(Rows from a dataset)
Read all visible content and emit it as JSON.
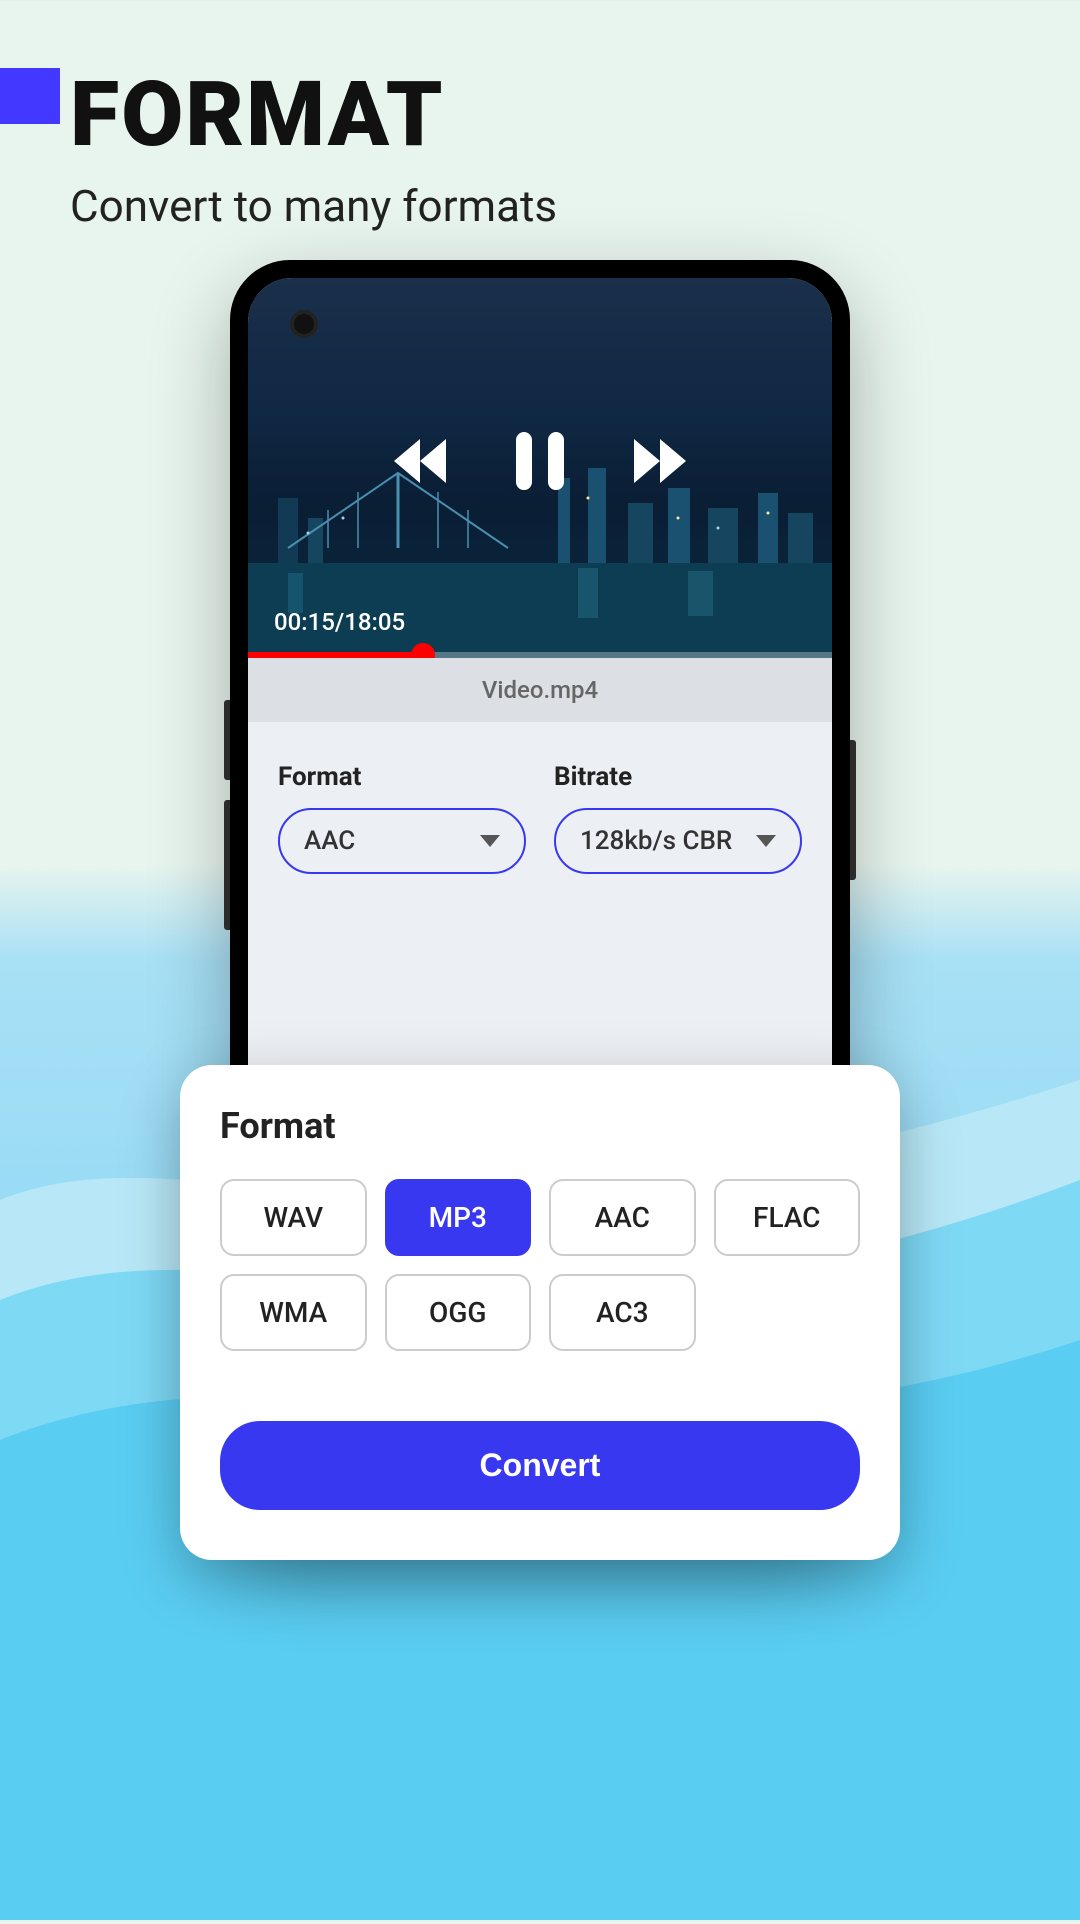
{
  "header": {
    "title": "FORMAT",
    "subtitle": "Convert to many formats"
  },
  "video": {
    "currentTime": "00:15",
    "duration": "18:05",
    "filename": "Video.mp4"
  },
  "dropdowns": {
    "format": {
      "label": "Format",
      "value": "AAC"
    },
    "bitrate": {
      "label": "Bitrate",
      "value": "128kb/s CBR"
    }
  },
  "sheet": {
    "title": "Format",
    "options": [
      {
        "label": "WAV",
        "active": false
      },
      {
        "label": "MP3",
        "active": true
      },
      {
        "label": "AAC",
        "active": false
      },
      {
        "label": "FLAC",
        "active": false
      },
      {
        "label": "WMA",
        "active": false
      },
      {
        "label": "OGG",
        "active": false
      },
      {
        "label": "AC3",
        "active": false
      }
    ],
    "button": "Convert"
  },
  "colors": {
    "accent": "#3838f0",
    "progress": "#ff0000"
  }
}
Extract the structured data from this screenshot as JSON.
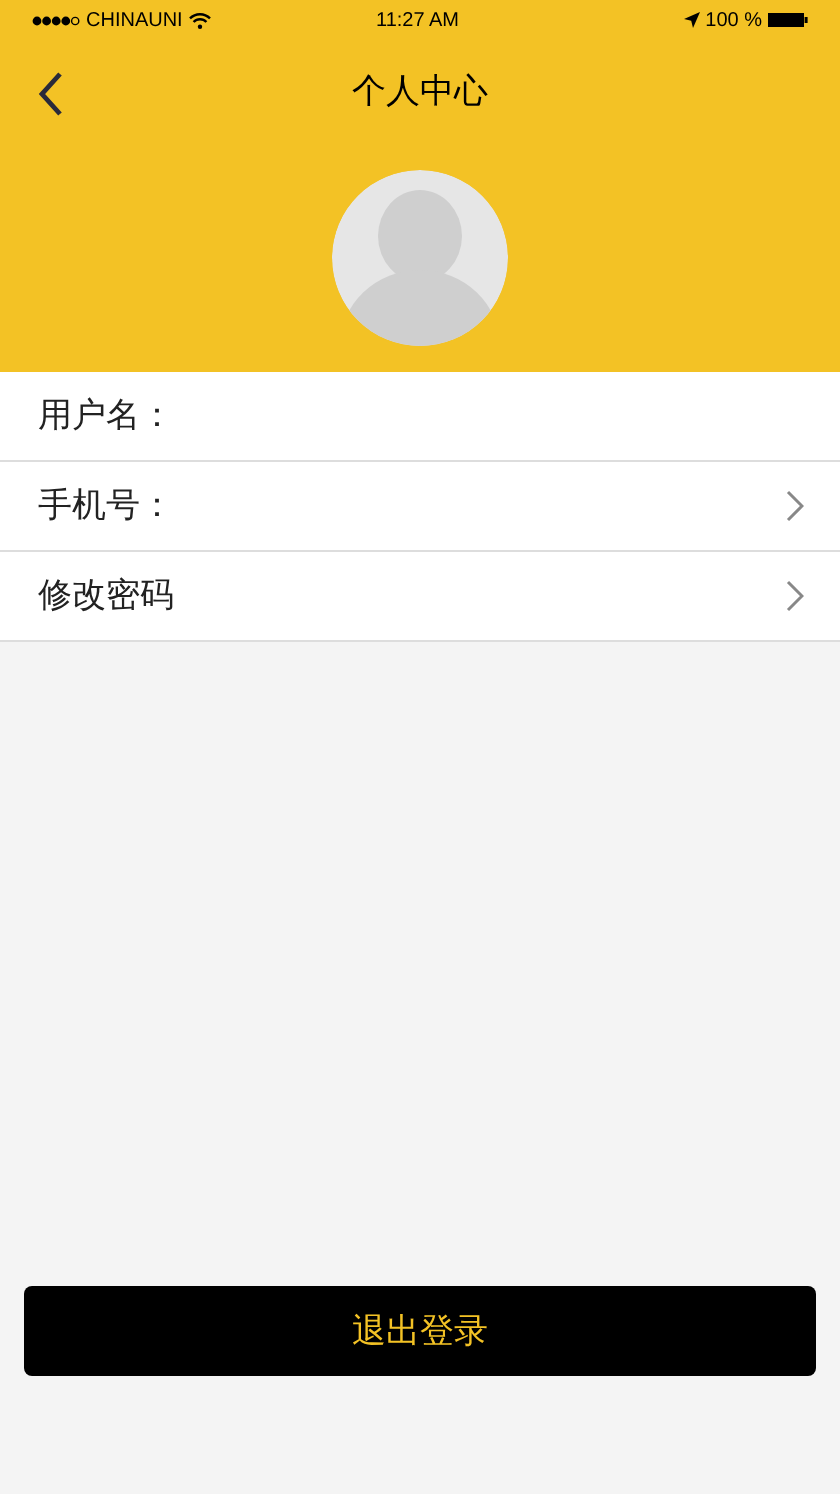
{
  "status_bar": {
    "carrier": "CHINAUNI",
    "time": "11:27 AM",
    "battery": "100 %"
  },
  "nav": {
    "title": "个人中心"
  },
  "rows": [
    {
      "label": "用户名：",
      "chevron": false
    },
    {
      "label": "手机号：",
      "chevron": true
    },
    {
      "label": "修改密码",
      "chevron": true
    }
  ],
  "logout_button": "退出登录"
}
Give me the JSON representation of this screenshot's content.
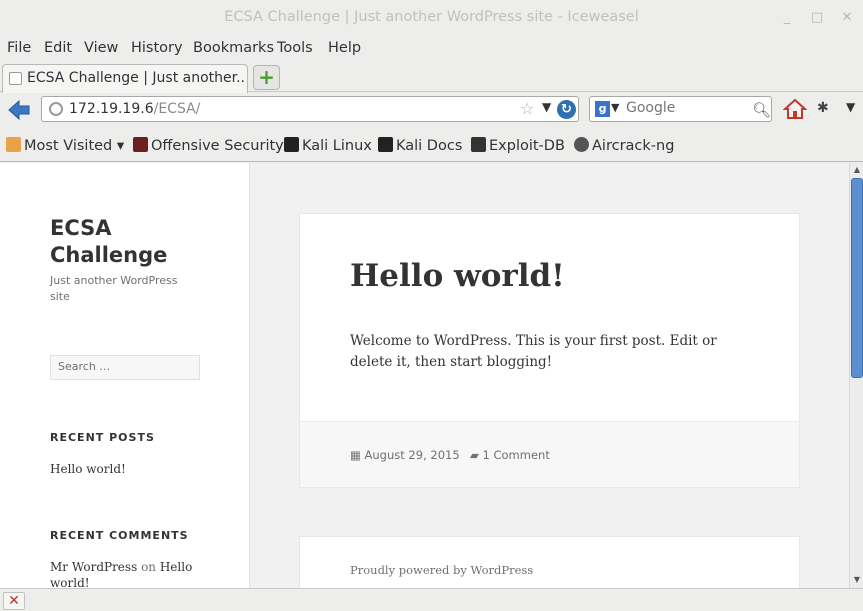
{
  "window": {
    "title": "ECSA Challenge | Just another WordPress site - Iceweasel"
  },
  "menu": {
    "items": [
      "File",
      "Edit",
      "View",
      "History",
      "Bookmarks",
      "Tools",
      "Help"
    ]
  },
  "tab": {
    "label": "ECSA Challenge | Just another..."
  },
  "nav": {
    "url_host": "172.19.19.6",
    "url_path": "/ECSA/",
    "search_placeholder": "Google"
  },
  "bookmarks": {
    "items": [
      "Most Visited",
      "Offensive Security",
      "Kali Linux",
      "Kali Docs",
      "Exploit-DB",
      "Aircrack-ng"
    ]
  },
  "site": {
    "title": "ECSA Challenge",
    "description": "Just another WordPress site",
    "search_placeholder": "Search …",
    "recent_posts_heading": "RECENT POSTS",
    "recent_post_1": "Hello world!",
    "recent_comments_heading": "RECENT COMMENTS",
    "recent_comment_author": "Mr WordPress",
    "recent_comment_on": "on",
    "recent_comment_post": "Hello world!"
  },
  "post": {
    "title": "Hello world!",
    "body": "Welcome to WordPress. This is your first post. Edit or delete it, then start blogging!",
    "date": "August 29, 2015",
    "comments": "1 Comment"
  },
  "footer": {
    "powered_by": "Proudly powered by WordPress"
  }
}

**WHAT IS REQUIRED**
Search the data above for the string "ECSA" and return every line that has it.

**SOLUTION**
    "title": "ECSA Challenge | Just another WordPress site - Iceweasel"
    "label": "ECSA Challenge | Just another..."
    "url_path": "/ECSA/",
    "title": "ECSA Challenge",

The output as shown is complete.